What the task requires:
Copy the line with "OCR this image." and all lines following it through the last line of the entries, exactly as written.

┌────────

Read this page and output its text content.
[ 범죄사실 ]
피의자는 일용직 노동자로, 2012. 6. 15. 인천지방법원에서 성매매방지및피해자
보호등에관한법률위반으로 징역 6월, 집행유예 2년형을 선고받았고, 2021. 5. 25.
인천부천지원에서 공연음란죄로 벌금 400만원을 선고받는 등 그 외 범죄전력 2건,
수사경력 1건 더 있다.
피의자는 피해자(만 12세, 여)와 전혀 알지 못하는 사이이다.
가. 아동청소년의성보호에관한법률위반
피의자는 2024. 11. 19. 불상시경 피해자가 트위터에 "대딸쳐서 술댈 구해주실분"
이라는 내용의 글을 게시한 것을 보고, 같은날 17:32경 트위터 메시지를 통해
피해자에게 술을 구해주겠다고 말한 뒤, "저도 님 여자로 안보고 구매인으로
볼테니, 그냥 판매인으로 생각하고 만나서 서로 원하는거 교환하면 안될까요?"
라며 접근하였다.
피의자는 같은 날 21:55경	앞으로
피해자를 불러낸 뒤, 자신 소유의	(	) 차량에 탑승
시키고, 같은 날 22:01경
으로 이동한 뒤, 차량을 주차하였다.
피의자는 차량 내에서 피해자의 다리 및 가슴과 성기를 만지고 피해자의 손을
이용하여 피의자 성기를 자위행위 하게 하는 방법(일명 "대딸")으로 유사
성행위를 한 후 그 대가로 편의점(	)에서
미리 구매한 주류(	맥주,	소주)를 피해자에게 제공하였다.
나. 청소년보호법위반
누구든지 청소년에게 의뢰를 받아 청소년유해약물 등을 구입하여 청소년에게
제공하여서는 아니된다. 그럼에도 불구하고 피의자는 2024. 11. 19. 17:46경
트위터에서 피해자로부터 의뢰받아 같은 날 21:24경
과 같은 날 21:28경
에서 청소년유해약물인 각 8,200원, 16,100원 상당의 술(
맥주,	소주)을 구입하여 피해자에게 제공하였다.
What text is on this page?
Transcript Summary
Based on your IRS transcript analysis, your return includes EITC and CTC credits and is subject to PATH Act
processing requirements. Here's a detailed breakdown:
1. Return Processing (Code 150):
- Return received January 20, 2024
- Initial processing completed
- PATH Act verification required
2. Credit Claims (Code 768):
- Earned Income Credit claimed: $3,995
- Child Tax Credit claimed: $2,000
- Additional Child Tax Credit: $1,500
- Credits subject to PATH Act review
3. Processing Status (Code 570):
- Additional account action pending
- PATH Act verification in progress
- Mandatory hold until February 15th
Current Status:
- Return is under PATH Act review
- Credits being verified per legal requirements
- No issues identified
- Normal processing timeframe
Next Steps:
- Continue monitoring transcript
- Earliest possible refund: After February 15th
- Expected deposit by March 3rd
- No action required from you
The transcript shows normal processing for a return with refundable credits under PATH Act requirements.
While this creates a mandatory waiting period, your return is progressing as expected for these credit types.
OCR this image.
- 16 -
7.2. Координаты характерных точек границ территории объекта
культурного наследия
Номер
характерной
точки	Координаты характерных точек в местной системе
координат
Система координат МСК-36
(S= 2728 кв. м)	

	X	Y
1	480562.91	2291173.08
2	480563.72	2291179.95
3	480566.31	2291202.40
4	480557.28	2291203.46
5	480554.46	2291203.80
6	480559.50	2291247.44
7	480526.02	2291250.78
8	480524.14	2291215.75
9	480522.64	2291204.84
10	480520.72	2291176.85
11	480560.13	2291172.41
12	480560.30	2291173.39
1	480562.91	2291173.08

└────────

Written answer:
OCR this image.
- 16 -
7.2. Координаты характерных точек границ территории объекта
культурного наследия
Номер
характерной
точки	Координаты характерных точек в местной системе
координат
Система координат МСК-36
(S= 2728 кв. м)	

	X	Y
1	480562.91	2291173.08
2	480563.72	2291179.95
3	480566.31	2291202.40
4	480557.28	2291203.46
5	480554.46	2291203.80
6	480559.50	2291247.44
7	480526.02	2291250.78
8	480524.14	2291215.75
9	480522.64	2291204.84
10	480520.72	2291176.85
11	480560.13	2291172.41
12	480560.30	2291173.39
1	480562.91	2291173.08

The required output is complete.